• Input material:
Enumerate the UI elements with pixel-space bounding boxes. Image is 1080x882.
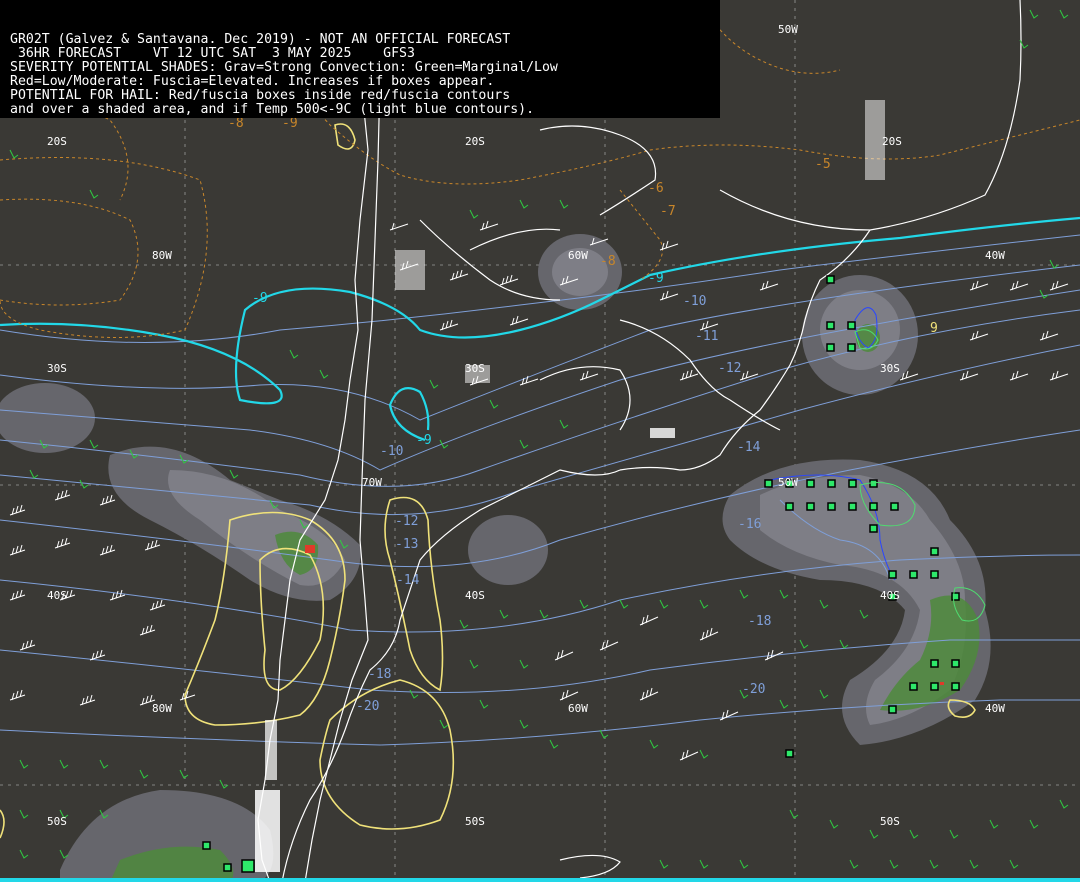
header-severity-line: SEVERITY POTENTIAL SHADES: Grav=Strong C… <box>10 60 558 75</box>
lon-label: 40W <box>985 702 1005 715</box>
lon-label: 70W <box>362 476 382 489</box>
forecast-map: 50W 20S 20S 20S 80W 60W 40W 30S 30S 30S … <box>0 0 1080 882</box>
lon-label: 40W <box>985 249 1005 262</box>
contour-label: -14 <box>396 573 420 588</box>
contour-label: -18 <box>748 614 771 629</box>
header-forecast-line: 36HR FORECAST VT 12 UTC SAT 3 MAY 2025 G… <box>10 46 415 61</box>
contour-label: -10 <box>380 444 403 459</box>
contour-label: -10 <box>683 294 706 309</box>
contour-label: -12 <box>718 361 741 376</box>
contour-label: -6 <box>648 181 664 196</box>
contour-label: -9 <box>252 291 268 306</box>
contour-label: -9 <box>648 271 664 286</box>
lat-label: 50S <box>47 815 67 828</box>
lon-label: 50W <box>778 476 798 489</box>
forecast-header: GR02T (Galvez & Santavana. Dec 2019) - N… <box>0 0 720 118</box>
contour-label: -16 <box>738 517 761 532</box>
lon-label: 60W <box>568 702 588 715</box>
contour-label: -20 <box>742 682 765 697</box>
contour-label: -11 <box>695 329 718 344</box>
map-background <box>0 0 1080 882</box>
lon-label: 80W <box>152 249 172 262</box>
bottom-border <box>0 878 1080 882</box>
lat-label: 20S <box>882 135 902 148</box>
lat-label: 30S <box>47 362 67 375</box>
contour-label: -9 <box>282 116 298 131</box>
contour-label: -7 <box>660 204 676 219</box>
lon-label: 60W <box>568 249 588 262</box>
header-severity-legend-line: Red=Low/Moderate: Fuscia=Elevated. Incre… <box>10 74 495 89</box>
lat-label: 20S <box>465 135 485 148</box>
lat-label: 50S <box>465 815 485 828</box>
lat-label: 30S <box>465 362 485 375</box>
contour-label: -8 <box>600 254 616 269</box>
contour-label: -13 <box>395 537 418 552</box>
contour-label: -20 <box>356 699 379 714</box>
lat-label: 50S <box>880 815 900 828</box>
contour-label: -9 <box>416 433 432 448</box>
header-hail-condition-line: and over a shaded area, and if Temp 500<… <box>10 102 535 117</box>
lat-label: 40S <box>47 589 67 602</box>
lat-label: 40S <box>880 589 900 602</box>
contour-label: -18 <box>368 667 391 682</box>
contour-label: -5 <box>815 157 831 172</box>
contour-label: 9 <box>930 321 938 336</box>
header-title-line: GR02T (Galvez & Santavana. Dec 2019) - N… <box>10 32 511 47</box>
lat-label: 20S <box>47 135 67 148</box>
contour-label: -12 <box>395 514 418 529</box>
lat-label: 30S <box>880 362 900 375</box>
contour-label: -8 <box>228 116 244 131</box>
contour-label: -14 <box>737 440 761 455</box>
lon-label: 50W <box>778 23 798 36</box>
lon-label: 80W <box>152 702 172 715</box>
header-hail-line: POTENTIAL FOR HAIL: Red/fuscia boxes ins… <box>10 88 511 103</box>
lat-label: 40S <box>465 589 485 602</box>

• What is being asked: Identify every line in the records above that contains the word "Galvez" and copy each of those lines in full. Uppercase and lowercase letters must match.

• The result:
forecast-header: GR02T (Galvez & Santavana. Dec 2019) - N… <box>0 0 720 118</box>
header-title-line: GR02T (Galvez & Santavana. Dec 2019) - N… <box>10 32 511 47</box>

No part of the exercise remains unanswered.